:: TASK DETAILS ::
Below are some records; copy each line in them that contains "cancer".

##### RECORD EXTRACTS

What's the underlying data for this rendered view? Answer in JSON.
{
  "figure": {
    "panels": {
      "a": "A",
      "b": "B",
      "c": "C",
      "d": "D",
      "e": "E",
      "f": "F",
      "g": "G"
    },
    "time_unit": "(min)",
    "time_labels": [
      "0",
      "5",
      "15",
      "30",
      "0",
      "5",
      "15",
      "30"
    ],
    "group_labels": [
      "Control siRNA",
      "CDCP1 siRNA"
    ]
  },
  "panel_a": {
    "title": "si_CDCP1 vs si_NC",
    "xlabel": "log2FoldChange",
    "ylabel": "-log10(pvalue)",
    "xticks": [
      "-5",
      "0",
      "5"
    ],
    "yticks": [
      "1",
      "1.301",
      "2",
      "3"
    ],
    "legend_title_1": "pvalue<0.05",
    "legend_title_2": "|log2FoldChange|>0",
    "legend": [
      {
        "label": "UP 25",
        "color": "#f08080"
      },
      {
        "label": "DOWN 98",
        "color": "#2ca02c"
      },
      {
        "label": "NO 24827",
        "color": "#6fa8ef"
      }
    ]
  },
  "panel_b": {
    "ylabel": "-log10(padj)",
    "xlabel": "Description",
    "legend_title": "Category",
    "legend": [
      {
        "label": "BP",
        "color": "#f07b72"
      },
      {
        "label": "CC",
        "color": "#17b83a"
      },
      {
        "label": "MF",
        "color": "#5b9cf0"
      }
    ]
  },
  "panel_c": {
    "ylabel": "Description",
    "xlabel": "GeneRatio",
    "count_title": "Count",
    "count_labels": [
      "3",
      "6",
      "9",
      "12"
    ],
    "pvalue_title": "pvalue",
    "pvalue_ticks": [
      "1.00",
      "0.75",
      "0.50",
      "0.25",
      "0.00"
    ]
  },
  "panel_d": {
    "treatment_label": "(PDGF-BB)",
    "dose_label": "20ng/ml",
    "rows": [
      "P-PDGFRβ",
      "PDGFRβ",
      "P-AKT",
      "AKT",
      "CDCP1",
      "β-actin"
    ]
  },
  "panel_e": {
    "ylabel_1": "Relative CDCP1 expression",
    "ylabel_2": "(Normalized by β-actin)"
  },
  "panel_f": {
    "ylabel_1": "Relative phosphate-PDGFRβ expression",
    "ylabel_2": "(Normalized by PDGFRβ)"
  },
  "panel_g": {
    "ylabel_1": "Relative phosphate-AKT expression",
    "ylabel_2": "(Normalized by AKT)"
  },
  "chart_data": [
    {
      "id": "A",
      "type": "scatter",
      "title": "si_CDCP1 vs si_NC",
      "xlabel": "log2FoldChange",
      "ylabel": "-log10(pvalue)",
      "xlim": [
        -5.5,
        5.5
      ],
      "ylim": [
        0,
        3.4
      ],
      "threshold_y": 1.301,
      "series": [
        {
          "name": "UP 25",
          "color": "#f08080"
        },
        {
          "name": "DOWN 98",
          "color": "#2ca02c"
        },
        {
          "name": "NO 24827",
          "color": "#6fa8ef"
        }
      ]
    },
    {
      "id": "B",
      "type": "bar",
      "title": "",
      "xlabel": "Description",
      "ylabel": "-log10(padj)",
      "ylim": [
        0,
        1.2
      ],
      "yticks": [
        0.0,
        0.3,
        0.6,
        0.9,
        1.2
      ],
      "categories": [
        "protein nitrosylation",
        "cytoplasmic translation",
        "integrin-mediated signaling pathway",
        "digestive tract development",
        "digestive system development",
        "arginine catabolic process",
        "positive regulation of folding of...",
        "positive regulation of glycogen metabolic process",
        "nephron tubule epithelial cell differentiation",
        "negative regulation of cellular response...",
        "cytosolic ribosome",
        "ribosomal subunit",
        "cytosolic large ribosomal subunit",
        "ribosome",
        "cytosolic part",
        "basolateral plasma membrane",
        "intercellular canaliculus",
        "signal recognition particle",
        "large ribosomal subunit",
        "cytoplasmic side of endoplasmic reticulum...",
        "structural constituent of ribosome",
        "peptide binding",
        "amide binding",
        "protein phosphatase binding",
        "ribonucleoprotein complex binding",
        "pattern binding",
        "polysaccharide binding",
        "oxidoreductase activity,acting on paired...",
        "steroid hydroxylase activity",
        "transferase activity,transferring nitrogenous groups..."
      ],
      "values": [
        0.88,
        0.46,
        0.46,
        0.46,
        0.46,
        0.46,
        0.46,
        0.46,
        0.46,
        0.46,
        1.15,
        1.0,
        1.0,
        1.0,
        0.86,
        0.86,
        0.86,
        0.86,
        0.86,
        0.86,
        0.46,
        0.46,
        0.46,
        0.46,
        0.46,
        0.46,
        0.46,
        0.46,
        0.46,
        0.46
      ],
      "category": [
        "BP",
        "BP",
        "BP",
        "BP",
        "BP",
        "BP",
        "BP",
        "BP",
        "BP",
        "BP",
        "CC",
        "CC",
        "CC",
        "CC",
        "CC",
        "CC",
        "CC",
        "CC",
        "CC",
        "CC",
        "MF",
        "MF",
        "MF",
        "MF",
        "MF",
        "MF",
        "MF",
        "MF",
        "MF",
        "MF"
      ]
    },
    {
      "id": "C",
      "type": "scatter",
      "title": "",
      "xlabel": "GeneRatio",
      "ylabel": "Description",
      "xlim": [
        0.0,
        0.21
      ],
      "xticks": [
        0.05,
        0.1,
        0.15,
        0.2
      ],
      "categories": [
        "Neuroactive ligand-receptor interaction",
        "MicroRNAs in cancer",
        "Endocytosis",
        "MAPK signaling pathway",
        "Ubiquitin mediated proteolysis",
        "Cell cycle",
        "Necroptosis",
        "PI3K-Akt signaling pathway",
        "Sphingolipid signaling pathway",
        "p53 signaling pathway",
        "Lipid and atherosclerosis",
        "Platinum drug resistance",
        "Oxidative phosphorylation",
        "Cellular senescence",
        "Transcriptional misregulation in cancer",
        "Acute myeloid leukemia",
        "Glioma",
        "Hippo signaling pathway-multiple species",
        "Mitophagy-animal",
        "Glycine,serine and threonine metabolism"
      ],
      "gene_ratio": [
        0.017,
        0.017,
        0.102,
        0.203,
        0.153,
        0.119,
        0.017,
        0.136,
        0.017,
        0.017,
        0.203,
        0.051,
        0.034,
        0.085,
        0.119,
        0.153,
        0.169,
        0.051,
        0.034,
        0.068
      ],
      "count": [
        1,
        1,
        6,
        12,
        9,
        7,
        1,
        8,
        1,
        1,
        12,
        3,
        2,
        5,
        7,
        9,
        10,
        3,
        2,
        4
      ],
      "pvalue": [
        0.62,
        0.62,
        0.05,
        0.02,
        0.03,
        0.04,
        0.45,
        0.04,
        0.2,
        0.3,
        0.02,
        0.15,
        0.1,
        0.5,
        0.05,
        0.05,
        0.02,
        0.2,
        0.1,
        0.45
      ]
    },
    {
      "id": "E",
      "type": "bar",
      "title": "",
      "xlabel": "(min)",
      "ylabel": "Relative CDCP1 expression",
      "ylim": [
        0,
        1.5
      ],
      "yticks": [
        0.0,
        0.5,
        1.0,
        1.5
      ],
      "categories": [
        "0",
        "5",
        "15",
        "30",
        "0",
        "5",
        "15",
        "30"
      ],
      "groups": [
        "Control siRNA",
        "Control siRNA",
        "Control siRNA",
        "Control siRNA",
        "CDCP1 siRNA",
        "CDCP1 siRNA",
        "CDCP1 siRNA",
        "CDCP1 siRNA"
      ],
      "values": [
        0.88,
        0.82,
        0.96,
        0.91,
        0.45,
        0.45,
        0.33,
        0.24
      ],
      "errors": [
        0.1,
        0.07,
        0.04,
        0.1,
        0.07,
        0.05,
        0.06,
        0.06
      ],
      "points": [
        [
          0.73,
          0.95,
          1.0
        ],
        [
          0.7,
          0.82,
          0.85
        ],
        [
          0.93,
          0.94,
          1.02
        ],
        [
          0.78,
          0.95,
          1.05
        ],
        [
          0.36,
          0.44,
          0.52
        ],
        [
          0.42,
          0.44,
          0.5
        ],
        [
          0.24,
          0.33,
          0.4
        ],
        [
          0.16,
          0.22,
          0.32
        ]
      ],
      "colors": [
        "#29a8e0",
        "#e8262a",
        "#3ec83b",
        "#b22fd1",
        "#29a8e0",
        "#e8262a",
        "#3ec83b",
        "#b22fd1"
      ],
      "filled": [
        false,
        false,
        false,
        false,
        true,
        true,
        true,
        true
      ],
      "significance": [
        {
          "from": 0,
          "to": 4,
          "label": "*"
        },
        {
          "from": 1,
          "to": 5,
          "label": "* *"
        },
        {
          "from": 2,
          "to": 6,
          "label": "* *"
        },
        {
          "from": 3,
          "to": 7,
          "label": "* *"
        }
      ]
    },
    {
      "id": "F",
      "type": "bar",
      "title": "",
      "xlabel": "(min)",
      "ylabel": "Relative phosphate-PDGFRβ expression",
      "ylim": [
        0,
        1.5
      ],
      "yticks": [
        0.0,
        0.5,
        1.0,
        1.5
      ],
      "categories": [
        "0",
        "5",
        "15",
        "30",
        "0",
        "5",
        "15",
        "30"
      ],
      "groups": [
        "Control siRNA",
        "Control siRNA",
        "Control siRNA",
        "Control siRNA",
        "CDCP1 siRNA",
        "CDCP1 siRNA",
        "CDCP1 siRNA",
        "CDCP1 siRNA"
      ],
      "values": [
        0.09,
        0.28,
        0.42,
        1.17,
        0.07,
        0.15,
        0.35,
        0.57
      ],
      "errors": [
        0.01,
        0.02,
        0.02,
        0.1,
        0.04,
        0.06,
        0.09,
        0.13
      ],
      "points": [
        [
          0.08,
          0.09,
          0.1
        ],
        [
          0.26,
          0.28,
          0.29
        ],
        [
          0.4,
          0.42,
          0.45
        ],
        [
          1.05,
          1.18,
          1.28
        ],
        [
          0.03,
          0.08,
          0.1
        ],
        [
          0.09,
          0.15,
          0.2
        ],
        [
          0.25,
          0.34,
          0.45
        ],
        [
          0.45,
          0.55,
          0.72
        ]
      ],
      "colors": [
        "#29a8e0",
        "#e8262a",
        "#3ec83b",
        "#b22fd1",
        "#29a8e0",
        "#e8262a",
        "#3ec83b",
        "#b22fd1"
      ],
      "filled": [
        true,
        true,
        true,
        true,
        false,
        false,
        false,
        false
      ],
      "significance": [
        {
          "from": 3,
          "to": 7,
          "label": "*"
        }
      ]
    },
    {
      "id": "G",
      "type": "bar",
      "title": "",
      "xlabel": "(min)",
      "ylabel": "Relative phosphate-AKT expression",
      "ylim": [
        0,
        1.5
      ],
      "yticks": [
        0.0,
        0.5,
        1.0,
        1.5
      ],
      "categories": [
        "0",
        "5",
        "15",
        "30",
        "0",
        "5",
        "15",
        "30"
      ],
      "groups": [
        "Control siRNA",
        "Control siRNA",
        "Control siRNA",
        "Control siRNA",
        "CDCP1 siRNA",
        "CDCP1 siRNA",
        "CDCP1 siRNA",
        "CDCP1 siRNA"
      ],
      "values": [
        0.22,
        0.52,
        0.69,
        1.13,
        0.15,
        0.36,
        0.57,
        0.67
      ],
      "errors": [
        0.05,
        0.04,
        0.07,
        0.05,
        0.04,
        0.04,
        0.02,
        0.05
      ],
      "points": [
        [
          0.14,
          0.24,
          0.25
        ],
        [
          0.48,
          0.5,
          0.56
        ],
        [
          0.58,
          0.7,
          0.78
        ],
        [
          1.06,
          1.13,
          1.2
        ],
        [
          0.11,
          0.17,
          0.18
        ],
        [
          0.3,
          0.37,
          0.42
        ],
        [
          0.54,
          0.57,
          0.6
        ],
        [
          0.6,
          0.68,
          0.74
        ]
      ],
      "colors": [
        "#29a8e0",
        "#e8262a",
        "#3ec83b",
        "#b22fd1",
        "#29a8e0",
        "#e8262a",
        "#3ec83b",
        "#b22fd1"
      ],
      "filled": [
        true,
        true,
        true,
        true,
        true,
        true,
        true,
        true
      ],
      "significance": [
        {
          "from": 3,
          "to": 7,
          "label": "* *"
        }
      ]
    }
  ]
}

##########

:: RESULT OF THE EXERCISE ::
        "MicroRNAs in cancer",
        "Transcriptional misregulation in cancer",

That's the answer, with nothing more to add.